§ BRIEF
Scan the data below and pick out the lines containing the word "this".

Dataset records
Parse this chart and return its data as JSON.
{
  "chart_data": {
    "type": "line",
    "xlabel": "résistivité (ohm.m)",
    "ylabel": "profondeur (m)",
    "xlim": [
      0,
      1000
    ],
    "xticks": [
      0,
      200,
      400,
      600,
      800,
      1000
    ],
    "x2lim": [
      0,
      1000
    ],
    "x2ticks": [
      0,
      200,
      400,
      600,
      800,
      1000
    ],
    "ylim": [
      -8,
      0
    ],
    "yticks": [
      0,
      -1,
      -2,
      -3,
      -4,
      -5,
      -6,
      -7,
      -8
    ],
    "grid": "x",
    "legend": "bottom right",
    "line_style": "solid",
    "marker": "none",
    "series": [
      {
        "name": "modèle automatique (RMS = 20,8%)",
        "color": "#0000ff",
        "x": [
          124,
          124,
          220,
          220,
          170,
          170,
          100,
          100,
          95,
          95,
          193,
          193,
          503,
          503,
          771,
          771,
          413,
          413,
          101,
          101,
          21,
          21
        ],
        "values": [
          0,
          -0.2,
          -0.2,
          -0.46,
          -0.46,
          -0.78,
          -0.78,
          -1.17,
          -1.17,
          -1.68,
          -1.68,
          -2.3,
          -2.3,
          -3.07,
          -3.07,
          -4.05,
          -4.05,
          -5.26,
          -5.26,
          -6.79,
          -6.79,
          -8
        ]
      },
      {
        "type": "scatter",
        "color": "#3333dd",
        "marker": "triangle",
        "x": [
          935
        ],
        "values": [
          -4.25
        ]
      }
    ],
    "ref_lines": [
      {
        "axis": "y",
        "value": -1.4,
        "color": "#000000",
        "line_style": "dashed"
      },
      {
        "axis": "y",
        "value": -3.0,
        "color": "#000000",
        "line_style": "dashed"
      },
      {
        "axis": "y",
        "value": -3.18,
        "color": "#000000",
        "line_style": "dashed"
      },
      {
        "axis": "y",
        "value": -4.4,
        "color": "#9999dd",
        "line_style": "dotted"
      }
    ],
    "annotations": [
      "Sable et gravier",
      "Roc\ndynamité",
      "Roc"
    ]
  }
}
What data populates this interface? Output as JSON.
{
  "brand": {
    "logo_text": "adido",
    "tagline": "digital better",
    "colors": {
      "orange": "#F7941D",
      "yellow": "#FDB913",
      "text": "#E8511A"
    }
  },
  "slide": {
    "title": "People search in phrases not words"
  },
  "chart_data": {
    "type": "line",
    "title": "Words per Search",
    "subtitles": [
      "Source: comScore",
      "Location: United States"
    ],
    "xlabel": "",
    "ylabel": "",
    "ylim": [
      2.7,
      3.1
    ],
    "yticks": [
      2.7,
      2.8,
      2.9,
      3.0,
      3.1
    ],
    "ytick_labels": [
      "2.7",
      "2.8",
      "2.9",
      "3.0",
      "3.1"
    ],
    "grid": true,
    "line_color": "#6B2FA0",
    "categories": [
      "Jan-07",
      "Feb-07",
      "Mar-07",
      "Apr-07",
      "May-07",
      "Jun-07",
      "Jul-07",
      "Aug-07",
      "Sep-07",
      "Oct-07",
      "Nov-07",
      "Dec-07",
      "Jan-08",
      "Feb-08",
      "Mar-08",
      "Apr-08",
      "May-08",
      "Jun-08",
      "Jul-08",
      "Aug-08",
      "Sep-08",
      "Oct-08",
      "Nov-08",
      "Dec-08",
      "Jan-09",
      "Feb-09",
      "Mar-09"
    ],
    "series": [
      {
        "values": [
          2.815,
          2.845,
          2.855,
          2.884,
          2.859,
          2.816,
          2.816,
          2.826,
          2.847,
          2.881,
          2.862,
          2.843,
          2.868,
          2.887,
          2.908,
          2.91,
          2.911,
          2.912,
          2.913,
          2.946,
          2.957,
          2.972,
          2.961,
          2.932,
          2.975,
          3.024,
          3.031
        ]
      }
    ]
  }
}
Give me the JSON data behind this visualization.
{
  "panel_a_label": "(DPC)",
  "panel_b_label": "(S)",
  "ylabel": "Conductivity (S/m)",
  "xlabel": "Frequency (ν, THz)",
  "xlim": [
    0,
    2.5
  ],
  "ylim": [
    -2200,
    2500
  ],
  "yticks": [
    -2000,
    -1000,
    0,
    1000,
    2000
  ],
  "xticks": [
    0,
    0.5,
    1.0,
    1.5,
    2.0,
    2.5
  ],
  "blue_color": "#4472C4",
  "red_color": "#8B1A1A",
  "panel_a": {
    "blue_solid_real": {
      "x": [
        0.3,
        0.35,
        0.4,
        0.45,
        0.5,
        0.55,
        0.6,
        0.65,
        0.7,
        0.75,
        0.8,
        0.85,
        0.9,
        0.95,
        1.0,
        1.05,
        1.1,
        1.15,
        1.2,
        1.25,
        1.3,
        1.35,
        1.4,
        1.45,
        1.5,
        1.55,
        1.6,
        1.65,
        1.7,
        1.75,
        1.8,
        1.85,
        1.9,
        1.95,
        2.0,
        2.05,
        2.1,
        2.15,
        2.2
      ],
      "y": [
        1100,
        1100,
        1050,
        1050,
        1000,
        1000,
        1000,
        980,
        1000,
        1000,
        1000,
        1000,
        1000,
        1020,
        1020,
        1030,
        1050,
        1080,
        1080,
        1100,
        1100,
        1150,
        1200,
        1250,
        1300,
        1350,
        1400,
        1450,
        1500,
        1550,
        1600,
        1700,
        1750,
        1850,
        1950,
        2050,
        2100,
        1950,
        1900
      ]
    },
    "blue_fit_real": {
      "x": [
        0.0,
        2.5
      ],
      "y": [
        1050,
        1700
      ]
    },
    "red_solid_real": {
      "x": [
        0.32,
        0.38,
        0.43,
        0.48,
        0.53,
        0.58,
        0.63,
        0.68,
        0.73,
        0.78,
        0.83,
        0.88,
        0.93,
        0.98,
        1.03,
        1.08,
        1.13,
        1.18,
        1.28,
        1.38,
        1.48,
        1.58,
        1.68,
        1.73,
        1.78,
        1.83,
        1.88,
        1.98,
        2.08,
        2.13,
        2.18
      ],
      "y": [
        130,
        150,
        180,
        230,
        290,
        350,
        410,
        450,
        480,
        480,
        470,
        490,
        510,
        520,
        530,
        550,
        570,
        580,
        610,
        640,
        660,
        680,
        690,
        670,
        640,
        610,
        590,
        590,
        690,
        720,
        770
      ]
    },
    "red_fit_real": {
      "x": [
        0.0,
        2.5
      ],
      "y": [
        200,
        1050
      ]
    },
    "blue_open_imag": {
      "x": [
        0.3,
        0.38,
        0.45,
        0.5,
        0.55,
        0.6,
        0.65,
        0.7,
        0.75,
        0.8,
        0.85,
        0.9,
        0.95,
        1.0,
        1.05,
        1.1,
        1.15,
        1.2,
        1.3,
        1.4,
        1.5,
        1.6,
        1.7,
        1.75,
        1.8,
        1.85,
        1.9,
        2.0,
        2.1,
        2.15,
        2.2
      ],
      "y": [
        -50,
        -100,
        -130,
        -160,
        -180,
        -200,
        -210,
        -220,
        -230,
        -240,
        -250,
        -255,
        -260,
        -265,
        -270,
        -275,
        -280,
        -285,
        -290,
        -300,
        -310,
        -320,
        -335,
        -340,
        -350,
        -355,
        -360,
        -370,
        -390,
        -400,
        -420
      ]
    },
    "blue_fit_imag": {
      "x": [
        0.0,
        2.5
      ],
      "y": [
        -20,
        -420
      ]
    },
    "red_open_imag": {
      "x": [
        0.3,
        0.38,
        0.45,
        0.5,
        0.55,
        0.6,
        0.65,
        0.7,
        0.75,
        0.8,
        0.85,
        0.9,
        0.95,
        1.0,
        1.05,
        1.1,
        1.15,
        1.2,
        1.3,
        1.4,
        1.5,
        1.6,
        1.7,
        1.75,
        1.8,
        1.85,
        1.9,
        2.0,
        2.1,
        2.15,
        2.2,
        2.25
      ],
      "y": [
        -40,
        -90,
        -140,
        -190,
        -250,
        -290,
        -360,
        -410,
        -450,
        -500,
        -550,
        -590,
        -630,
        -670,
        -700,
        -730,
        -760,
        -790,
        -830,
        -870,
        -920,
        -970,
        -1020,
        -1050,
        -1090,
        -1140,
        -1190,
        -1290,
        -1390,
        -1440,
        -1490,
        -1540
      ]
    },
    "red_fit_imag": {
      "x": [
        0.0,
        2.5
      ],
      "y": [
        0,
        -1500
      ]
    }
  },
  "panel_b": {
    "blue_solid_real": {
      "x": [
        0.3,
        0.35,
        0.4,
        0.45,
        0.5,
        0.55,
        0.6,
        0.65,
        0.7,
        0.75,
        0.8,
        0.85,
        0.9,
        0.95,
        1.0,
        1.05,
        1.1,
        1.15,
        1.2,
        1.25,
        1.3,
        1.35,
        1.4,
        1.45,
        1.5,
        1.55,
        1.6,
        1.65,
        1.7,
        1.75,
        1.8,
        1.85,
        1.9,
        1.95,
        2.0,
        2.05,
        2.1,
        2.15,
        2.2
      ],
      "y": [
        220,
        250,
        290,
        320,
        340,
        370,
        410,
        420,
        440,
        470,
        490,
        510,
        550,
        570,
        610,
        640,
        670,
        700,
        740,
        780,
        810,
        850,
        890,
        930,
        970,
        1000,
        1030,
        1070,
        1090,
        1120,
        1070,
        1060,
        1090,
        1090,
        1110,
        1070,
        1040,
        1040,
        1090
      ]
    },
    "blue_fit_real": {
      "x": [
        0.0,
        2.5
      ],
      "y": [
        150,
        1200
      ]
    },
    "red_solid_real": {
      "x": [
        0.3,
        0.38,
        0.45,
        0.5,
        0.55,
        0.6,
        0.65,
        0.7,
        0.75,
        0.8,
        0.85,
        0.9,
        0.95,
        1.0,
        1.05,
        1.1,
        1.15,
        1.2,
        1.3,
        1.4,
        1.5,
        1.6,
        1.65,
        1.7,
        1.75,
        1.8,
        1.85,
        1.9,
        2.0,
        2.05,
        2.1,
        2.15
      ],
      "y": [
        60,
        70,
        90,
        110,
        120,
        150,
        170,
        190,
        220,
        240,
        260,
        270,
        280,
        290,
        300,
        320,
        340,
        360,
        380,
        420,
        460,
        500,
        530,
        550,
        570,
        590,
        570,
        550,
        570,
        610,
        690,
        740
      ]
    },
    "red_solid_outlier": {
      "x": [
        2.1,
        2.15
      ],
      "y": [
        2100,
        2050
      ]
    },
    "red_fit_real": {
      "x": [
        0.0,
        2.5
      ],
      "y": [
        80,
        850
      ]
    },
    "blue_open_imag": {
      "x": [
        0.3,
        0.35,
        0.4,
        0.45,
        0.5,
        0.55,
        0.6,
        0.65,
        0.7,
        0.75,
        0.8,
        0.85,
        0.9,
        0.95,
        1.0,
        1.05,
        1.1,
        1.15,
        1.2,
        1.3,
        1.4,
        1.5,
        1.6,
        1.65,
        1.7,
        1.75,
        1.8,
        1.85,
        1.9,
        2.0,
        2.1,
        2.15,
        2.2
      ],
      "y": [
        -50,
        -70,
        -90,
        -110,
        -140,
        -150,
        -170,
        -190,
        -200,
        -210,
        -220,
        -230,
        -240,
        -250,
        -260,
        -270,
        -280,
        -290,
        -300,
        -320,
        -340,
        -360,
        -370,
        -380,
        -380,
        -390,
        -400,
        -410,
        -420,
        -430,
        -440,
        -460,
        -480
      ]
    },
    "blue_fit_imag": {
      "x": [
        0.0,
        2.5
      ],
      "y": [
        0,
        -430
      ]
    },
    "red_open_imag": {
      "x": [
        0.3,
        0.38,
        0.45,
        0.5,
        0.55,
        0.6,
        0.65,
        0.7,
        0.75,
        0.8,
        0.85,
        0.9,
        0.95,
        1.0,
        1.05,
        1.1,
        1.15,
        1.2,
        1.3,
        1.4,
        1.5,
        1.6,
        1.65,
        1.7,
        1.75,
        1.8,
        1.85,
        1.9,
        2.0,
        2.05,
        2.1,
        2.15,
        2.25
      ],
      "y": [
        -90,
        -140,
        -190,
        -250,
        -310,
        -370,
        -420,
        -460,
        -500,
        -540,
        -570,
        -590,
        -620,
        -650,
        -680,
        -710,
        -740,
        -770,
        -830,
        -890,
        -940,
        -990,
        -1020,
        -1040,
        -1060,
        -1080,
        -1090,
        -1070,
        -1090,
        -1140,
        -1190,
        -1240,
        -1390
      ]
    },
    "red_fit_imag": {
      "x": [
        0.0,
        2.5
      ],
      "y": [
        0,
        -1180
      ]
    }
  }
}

§ FULL ANSWER
Parse this chart and return its data as JSON.
What data populates this interface? Output as JSON.
Give me the JSON data behind this visualization.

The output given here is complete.